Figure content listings

========================================

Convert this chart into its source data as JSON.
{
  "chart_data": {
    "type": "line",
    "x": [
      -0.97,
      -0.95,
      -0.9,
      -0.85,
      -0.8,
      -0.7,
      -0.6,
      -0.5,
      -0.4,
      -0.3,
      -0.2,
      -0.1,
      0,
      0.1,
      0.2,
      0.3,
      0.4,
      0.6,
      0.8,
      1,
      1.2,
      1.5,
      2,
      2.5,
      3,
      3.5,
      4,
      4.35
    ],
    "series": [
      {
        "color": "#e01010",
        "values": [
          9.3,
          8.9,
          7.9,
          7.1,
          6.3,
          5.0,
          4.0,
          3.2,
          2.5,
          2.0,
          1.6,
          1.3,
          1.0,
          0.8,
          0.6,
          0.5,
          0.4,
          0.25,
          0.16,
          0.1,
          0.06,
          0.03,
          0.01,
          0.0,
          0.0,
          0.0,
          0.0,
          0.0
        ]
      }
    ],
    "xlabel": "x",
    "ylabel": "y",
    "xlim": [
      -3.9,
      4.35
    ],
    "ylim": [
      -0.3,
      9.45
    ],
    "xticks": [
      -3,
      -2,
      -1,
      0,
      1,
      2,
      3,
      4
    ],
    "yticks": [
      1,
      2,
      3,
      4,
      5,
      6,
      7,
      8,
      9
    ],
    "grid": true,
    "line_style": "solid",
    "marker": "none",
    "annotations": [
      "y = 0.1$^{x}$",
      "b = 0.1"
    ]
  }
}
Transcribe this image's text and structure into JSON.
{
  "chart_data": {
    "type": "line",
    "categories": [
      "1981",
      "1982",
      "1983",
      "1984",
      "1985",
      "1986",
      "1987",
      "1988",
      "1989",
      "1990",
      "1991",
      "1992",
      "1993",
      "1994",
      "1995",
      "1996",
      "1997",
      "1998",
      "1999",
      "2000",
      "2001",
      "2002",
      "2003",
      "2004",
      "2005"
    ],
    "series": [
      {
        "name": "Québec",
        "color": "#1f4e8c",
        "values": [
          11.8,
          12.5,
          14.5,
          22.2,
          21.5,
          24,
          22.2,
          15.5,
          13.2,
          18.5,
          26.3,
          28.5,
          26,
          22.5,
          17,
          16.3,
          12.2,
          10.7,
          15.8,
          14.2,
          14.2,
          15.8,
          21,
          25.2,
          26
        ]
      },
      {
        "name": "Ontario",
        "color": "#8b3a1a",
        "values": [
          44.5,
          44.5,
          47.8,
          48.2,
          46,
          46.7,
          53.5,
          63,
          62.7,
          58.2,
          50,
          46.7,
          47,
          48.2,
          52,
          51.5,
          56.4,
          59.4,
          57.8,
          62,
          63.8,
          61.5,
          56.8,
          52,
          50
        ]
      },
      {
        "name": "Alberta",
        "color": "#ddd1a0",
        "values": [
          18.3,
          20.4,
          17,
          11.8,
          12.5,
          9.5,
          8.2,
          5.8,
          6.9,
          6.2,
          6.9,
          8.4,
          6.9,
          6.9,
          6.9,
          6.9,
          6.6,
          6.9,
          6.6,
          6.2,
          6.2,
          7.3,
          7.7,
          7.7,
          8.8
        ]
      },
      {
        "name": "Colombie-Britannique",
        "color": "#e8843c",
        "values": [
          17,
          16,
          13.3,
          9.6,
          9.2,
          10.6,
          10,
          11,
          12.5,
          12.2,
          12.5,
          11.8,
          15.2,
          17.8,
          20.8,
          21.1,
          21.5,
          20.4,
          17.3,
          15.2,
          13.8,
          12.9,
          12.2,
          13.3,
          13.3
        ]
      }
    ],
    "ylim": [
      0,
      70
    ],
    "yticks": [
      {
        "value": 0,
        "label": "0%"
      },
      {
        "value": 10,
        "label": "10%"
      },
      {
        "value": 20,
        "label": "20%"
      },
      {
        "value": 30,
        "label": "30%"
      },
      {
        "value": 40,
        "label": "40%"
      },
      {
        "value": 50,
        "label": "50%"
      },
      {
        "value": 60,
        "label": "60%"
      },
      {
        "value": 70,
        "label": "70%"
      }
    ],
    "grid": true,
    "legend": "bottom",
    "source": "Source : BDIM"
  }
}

========================================

▶ [Stated problem]
Copy the material above, line for line.

▶ [Written solution]
Convert this chart into its source data as JSON.
{
  "chart_data": {
    "type": "line",
    "x": [
      -0.97,
      -0.95,
      -0.9,
      -0.85,
      -0.8,
      -0.7,
      -0.6,
      -0.5,
      -0.4,
      -0.3,
      -0.2,
      -0.1,
      0,
      0.1,
      0.2,
      0.3,
      0.4,
      0.6,
      0.8,
      1,
      1.2,
      1.5,
      2,
      2.5,
      3,
      3.5,
      4,
      4.35
    ],
    "series": [
      {
        "color": "#e01010",
        "values": [
          9.3,
          8.9,
          7.9,
          7.1,
          6.3,
          5.0,
          4.0,
          3.2,
          2.5,
          2.0,
          1.6,
          1.3,
          1.0,
          0.8,
          0.6,
          0.5,
          0.4,
          0.25,
          0.16,
          0.1,
          0.06,
          0.03,
          0.01,
          0.0,
          0.0,
          0.0,
          0.0,
          0.0
        ]
      }
    ],
    "xlabel": "x",
    "ylabel": "y",
    "xlim": [
      -3.9,
      4.35
    ],
    "ylim": [
      -0.3,
      9.45
    ],
    "xticks": [
      -3,
      -2,
      -1,
      0,
      1,
      2,
      3,
      4
    ],
    "yticks": [
      1,
      2,
      3,
      4,
      5,
      6,
      7,
      8,
      9
    ],
    "grid": true,
    "line_style": "solid",
    "marker": "none",
    "annotations": [
      "y = 0.1$^{x}$",
      "b = 0.1"
    ]
  }
}
Transcribe this image's text and structure into JSON.
{
  "chart_data": {
    "type": "line",
    "categories": [
      "1981",
      "1982",
      "1983",
      "1984",
      "1985",
      "1986",
      "1987",
      "1988",
      "1989",
      "1990",
      "1991",
      "1992",
      "1993",
      "1994",
      "1995",
      "1996",
      "1997",
      "1998",
      "1999",
      "2000",
      "2001",
      "2002",
      "2003",
      "2004",
      "2005"
    ],
    "series": [
      {
        "name": "Québec",
        "color": "#1f4e8c",
        "values": [
          11.8,
          12.5,
          14.5,
          22.2,
          21.5,
          24,
          22.2,
          15.5,
          13.2,
          18.5,
          26.3,
          28.5,
          26,
          22.5,
          17,
          16.3,
          12.2,
          10.7,
          15.8,
          14.2,
          14.2,
          15.8,
          21,
          25.2,
          26
        ]
      },
      {
        "name": "Ontario",
        "color": "#8b3a1a",
        "values": [
          44.5,
          44.5,
          47.8,
          48.2,
          46,
          46.7,
          53.5,
          63,
          62.7,
          58.2,
          50,
          46.7,
          47,
          48.2,
          52,
          51.5,
          56.4,
          59.4,
          57.8,
          62,
          63.8,
          61.5,
          56.8,
          52,
          50
        ]
      },
      {
        "name": "Alberta",
        "color": "#ddd1a0",
        "values": [
          18.3,
          20.4,
          17,
          11.8,
          12.5,
          9.5,
          8.2,
          5.8,
          6.9,
          6.2,
          6.9,
          8.4,
          6.9,
          6.9,
          6.9,
          6.9,
          6.6,
          6.9,
          6.6,
          6.2,
          6.2,
          7.3,
          7.7,
          7.7,
          8.8
        ]
      },
      {
        "name": "Colombie-Britannique",
        "color": "#e8843c",
        "values": [
          17,
          16,
          13.3,
          9.6,
          9.2,
          10.6,
          10,
          11,
          12.5,
          12.2,
          12.5,
          11.8,
          15.2,
          17.8,
          20.8,
          21.1,
          21.5,
          20.4,
          17.3,
          15.2,
          13.8,
          12.9,
          12.2,
          13.3,
          13.3
        ]
      }
    ],
    "ylim": [
      0,
      70
    ],
    "yticks": [
      {
        "value": 0,
        "label": "0%"
      },
      {
        "value": 10,
        "label": "10%"
      },
      {
        "value": 20,
        "label": "20%"
      },
      {
        "value": 30,
        "label": "30%"
      },
      {
        "value": 40,
        "label": "40%"
      },
      {
        "value": 50,
        "label": "50%"
      },
      {
        "value": 60,
        "label": "60%"
      },
      {
        "value": 70,
        "label": "70%"
      }
    ],
    "grid": true,
    "legend": "bottom",
    "source": "Source : BDIM"
  }
}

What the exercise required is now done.